### PROBLEM
Switch every "interactable" to "clickable" in the lines of the records below and leave everything else unchanged.

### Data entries

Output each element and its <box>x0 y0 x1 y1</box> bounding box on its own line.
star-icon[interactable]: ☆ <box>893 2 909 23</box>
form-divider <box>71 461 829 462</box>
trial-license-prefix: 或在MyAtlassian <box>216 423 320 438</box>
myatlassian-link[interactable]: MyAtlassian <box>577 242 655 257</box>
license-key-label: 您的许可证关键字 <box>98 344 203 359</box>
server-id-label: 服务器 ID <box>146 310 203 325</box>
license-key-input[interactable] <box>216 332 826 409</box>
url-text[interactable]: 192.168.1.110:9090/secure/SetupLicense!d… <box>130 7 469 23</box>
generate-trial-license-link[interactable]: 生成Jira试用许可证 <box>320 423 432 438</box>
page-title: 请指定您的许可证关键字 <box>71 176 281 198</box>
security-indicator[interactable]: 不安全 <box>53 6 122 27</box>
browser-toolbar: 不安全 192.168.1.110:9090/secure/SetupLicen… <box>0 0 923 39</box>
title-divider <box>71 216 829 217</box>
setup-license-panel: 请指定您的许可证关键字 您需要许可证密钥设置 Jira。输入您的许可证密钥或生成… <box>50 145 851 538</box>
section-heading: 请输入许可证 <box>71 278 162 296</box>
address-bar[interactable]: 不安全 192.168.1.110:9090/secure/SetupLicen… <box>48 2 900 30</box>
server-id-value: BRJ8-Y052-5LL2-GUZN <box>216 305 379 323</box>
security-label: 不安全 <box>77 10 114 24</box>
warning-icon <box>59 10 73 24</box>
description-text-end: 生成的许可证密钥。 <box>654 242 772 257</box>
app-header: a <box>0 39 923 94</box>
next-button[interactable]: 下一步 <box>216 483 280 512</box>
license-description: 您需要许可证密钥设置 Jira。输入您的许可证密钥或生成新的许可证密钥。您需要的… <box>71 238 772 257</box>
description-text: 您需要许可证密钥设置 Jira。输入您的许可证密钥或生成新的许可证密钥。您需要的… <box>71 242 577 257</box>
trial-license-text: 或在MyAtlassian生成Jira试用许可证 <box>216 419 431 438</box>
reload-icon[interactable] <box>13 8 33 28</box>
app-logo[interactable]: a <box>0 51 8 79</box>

### THE REPLY
Output each element and its <box>x0 y0 x1 y1</box> bounding box on its own line.
star-icon[clickable]: ☆ <box>893 2 909 23</box>
form-divider <box>71 461 829 462</box>
trial-license-prefix: 或在MyAtlassian <box>216 423 320 438</box>
myatlassian-link[clickable]: MyAtlassian <box>577 242 655 257</box>
license-key-label: 您的许可证关键字 <box>98 344 203 359</box>
server-id-label: 服务器 ID <box>146 310 203 325</box>
license-key-input[clickable] <box>216 332 826 409</box>
url-text[clickable]: 192.168.1.110:9090/secure/SetupLicense!d… <box>130 7 469 23</box>
generate-trial-license-link[clickable]: 生成Jira试用许可证 <box>320 423 432 438</box>
page-title: 请指定您的许可证关键字 <box>71 176 281 198</box>
security-indicator[clickable]: 不安全 <box>53 6 122 27</box>
browser-toolbar: 不安全 192.168.1.110:9090/secure/SetupLicen… <box>0 0 923 39</box>
title-divider <box>71 216 829 217</box>
setup-license-panel: 请指定您的许可证关键字 您需要许可证密钥设置 Jira。输入您的许可证密钥或生成… <box>50 145 851 538</box>
section-heading: 请输入许可证 <box>71 278 162 296</box>
address-bar[clickable]: 不安全 192.168.1.110:9090/secure/SetupLicen… <box>48 2 900 30</box>
server-id-value: BRJ8-Y052-5LL2-GUZN <box>216 305 379 323</box>
security-label: 不安全 <box>77 10 114 24</box>
warning-icon <box>59 10 73 24</box>
description-text-end: 生成的许可证密钥。 <box>654 242 772 257</box>
app-header: a <box>0 39 923 94</box>
next-button[clickable]: 下一步 <box>216 483 280 512</box>
license-description: 您需要许可证密钥设置 Jira。输入您的许可证密钥或生成新的许可证密钥。您需要的… <box>71 238 772 257</box>
description-text: 您需要许可证密钥设置 Jira。输入您的许可证密钥或生成新的许可证密钥。您需要的… <box>71 242 577 257</box>
trial-license-text: 或在MyAtlassian生成Jira试用许可证 <box>216 419 431 438</box>
reload-icon[clickable] <box>13 8 33 28</box>
app-logo[clickable]: a <box>0 51 8 79</box>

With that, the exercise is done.